Look through the data below and output, unchanged, every line from the one holding "Parse this screenshot: output" through the one holding "Serialize everything readable", inclusive. Skip the pictures.

*****

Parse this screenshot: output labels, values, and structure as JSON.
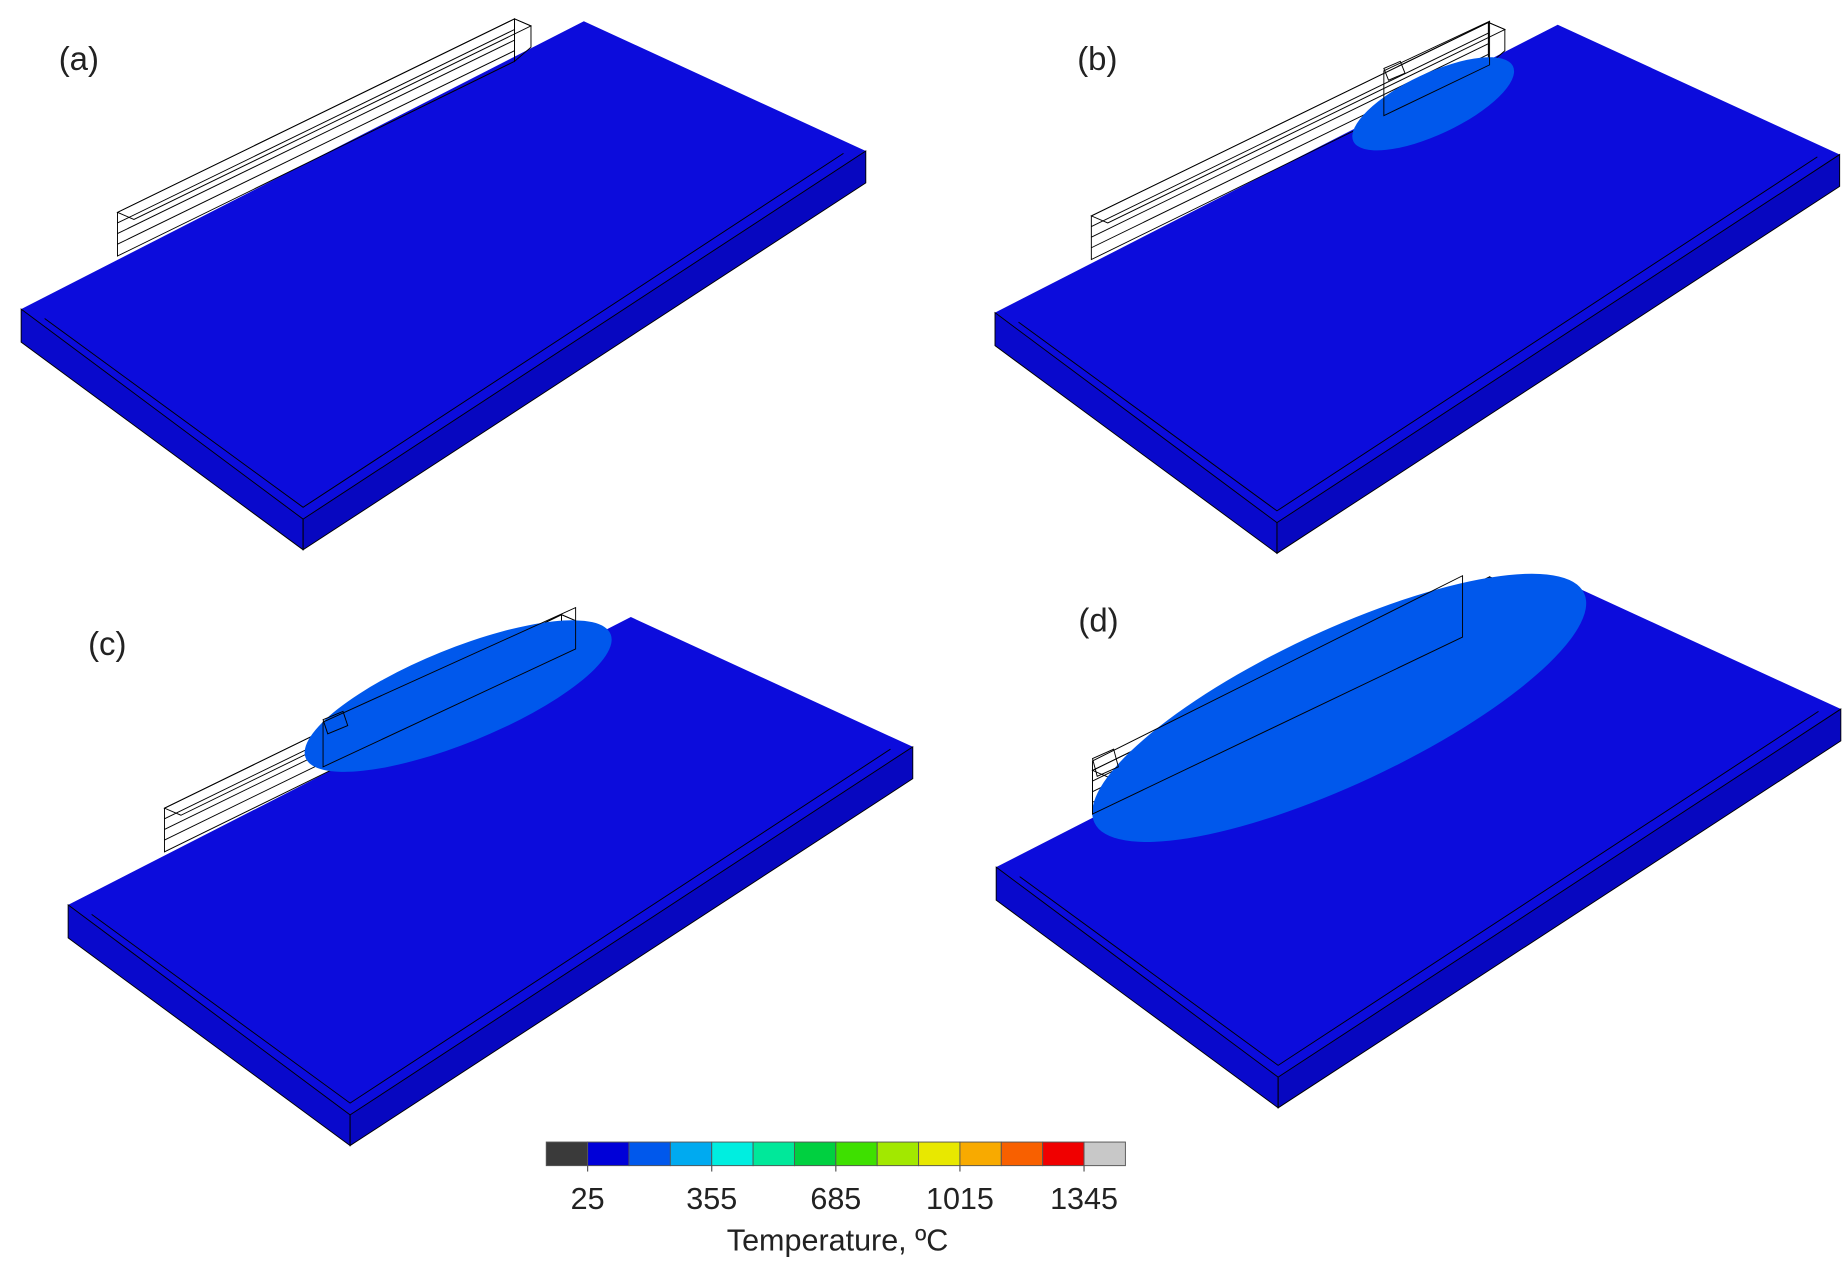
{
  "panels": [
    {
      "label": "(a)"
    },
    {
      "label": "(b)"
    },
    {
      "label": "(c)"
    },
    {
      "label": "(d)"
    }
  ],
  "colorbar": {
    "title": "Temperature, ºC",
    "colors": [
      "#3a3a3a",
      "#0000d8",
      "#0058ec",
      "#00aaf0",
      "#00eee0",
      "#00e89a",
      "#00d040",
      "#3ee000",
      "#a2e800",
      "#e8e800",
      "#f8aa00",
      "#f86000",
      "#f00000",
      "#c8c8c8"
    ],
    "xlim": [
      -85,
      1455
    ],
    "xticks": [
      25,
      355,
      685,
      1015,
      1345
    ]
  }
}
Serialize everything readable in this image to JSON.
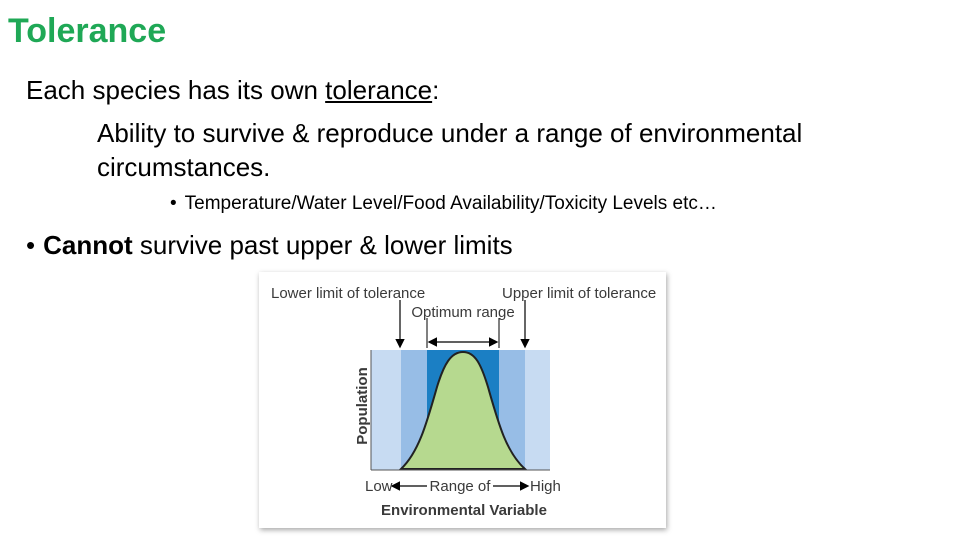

*****

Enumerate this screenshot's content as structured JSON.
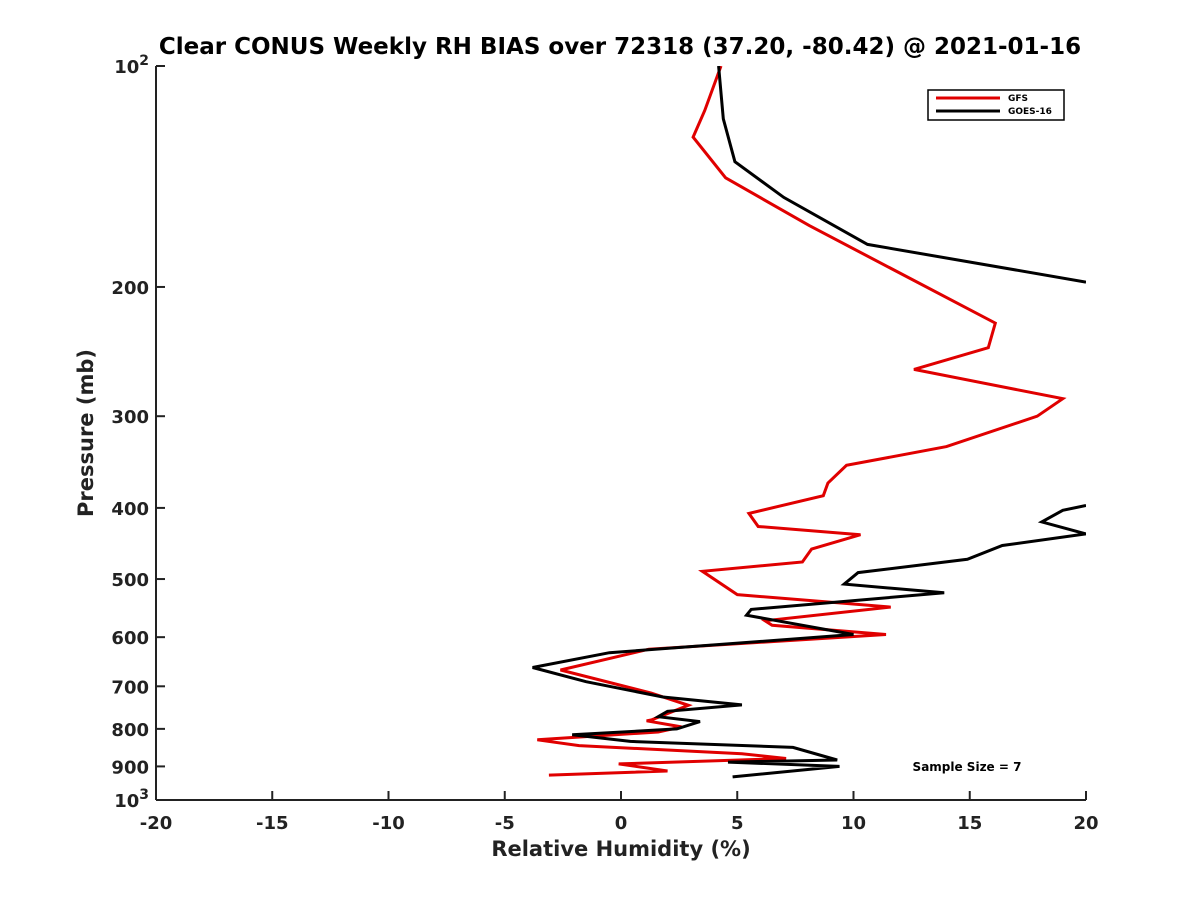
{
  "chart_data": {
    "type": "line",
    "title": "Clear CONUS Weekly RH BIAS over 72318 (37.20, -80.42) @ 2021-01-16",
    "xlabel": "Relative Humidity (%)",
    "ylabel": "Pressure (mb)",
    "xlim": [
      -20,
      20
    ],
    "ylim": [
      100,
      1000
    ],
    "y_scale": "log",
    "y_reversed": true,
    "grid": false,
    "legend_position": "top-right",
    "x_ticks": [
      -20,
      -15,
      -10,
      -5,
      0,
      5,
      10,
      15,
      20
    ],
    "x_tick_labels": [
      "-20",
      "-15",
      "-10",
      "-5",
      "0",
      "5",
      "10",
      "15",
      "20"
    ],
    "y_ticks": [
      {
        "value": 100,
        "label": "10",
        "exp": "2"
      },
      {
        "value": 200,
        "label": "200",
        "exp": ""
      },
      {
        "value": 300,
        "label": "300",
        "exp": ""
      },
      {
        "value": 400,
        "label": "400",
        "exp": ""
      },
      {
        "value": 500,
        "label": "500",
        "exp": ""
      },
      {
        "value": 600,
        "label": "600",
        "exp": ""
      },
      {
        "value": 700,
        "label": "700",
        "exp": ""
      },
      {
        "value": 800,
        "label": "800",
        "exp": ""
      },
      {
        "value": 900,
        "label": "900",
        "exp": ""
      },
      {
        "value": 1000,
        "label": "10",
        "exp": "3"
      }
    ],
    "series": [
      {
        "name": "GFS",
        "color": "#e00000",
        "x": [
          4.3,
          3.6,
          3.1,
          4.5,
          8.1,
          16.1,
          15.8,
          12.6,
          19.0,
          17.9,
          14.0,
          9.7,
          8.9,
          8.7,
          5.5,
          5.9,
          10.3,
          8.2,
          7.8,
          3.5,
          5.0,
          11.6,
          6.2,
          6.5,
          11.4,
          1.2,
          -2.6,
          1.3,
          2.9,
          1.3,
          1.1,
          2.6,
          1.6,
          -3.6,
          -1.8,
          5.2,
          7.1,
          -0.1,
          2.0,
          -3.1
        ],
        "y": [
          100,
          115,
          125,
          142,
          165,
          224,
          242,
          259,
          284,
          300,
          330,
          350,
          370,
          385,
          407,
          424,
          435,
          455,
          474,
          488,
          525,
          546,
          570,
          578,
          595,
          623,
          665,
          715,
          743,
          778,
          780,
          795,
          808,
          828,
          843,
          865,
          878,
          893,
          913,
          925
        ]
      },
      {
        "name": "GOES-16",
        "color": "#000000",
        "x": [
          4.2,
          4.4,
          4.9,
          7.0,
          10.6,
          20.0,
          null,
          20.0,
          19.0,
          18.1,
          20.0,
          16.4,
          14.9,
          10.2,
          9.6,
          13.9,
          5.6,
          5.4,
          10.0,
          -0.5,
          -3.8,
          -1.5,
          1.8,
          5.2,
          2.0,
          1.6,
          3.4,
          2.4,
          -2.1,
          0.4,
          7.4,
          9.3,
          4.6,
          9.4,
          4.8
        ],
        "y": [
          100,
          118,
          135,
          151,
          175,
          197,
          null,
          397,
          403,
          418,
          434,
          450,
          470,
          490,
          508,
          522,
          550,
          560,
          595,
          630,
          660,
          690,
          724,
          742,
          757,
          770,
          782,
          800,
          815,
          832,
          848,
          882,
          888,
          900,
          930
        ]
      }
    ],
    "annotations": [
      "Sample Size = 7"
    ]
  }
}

*****

== Solution for this task ==
Parse this screenshot: output labels, values, and structure as JSON.
{
  "panels": [
    {
      "label": "(a)"
    },
    {
      "label": "(b)"
    },
    {
      "label": "(c)"
    },
    {
      "label": "(d)"
    }
  ],
  "colorbar": {
    "title": "Temperature, ºC",
    "colors": [
      "#3a3a3a",
      "#0000d8",
      "#0058ec",
      "#00aaf0",
      "#00eee0",
      "#00e89a",
      "#00d040",
      "#3ee000",
      "#a2e800",
      "#e8e800",
      "#f8aa00",
      "#f86000",
      "#f00000",
      "#c8c8c8"
    ],
    "xlim": [
      -85,
      1455
    ],
    "xticks": [
      25,
      355,
      685,
      1015,
      1345
    ]
  }
}
Serialize everything readable in this image to JSON.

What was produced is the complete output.